Aim of the exercise = Reproduce the data below verbatim from the line containing "Convert this document image to plain text." through its final line, and produce nothing more.

[Extracted data entries]
■ ■ ■ ■ ■

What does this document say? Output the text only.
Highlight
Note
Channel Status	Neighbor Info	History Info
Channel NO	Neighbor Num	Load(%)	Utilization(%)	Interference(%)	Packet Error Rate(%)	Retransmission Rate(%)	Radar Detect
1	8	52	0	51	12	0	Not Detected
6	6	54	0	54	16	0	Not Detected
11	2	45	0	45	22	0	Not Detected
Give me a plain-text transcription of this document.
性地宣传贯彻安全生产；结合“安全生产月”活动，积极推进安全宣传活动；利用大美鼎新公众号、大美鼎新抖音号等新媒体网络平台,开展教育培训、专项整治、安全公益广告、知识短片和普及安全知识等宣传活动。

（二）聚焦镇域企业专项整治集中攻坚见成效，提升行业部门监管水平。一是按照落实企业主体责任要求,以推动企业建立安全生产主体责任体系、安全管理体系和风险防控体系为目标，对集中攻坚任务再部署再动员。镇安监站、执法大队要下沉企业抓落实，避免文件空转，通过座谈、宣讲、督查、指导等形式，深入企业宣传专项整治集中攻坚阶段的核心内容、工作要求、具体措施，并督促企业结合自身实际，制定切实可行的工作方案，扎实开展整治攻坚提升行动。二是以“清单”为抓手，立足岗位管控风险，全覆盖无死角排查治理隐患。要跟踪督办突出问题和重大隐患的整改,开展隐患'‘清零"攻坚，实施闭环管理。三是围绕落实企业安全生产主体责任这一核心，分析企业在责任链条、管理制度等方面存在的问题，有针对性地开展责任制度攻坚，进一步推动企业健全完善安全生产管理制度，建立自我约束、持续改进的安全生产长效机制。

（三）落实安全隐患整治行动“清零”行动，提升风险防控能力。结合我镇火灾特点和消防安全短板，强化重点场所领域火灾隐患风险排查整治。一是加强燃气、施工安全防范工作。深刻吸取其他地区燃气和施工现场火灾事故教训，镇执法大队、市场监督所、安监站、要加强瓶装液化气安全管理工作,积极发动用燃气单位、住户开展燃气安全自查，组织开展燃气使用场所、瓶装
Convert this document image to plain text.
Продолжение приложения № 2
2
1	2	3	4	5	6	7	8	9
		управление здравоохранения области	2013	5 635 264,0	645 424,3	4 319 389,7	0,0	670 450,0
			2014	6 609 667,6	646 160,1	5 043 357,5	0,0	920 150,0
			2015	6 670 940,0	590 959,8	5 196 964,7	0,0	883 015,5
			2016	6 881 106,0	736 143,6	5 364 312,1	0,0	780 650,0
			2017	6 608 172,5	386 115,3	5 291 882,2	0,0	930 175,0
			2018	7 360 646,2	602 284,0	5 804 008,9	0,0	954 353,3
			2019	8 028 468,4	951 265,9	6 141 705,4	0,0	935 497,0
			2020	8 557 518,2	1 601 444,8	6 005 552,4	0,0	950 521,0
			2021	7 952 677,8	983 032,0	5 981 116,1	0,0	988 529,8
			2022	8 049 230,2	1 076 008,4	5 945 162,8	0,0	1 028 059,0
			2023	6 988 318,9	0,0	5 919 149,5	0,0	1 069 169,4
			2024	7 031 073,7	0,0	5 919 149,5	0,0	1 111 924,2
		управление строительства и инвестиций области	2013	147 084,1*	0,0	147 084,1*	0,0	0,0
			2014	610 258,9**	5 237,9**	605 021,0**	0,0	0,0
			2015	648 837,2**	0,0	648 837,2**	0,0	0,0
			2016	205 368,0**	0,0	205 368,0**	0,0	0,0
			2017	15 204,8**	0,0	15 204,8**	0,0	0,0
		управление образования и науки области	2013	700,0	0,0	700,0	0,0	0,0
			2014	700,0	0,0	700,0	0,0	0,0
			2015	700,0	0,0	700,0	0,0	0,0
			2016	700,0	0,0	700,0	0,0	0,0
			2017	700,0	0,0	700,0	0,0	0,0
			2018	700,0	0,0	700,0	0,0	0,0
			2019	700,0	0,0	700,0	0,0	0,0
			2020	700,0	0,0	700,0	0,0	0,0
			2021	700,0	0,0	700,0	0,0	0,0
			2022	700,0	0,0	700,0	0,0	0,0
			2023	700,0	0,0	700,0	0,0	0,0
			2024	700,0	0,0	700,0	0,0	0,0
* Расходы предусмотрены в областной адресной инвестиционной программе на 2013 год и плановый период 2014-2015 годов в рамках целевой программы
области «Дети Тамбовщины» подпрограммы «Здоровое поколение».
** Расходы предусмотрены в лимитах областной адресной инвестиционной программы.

■ ■ ■ ■ ■

Solution to the exercise =
Convert this document image to plain text.
Продолжение приложения № 2
2
1	2	3	4	5	6	7	8	9
		управление здравоохранения области	2013	5 635 264,0	645 424,3	4 319 389,7	0,0	670 450,0
			2014	6 609 667,6	646 160,1	5 043 357,5	0,0	920 150,0
			2015	6 670 940,0	590 959,8	5 196 964,7	0,0	883 015,5
			2016	6 881 106,0	736 143,6	5 364 312,1	0,0	780 650,0
			2017	6 608 172,5	386 115,3	5 291 882,2	0,0	930 175,0
			2018	7 360 646,2	602 284,0	5 804 008,9	0,0	954 353,3
			2019	8 028 468,4	951 265,9	6 141 705,4	0,0	935 497,0
			2020	8 557 518,2	1 601 444,8	6 005 552,4	0,0	950 521,0
			2021	7 952 677,8	983 032,0	5 981 116,1	0,0	988 529,8
			2022	8 049 230,2	1 076 008,4	5 945 162,8	0,0	1 028 059,0
			2023	6 988 318,9	0,0	5 919 149,5	0,0	1 069 169,4
			2024	7 031 073,7	0,0	5 919 149,5	0,0	1 111 924,2
		управление строительства и инвестиций области	2013	147 084,1*	0,0	147 084,1*	0,0	0,0
			2014	610 258,9**	5 237,9**	605 021,0**	0,0	0,0
			2015	648 837,2**	0,0	648 837,2**	0,0	0,0
			2016	205 368,0**	0,0	205 368,0**	0,0	0,0
			2017	15 204,8**	0,0	15 204,8**	0,0	0,0
		управление образования и науки области	2013	700,0	0,0	700,0	0,0	0,0
			2014	700,0	0,0	700,0	0,0	0,0
			2015	700,0	0,0	700,0	0,0	0,0
			2016	700,0	0,0	700,0	0,0	0,0
			2017	700,0	0,0	700,0	0,0	0,0
			2018	700,0	0,0	700,0	0,0	0,0
			2019	700,0	0,0	700,0	0,0	0,0
			2020	700,0	0,0	700,0	0,0	0,0
			2021	700,0	0,0	700,0	0,0	0,0
			2022	700,0	0,0	700,0	0,0	0,0
			2023	700,0	0,0	700,0	0,0	0,0
			2024	700,0	0,0	700,0	0,0	0,0
* Расходы предусмотрены в областной адресной инвестиционной программе на 2013 год и плановый период 2014-2015 годов в рамках целевой программы
области «Дети Тамбовщины» подпрограммы «Здоровое поколение».
** Расходы предусмотрены в лимитах областной адресной инвестиционной программы.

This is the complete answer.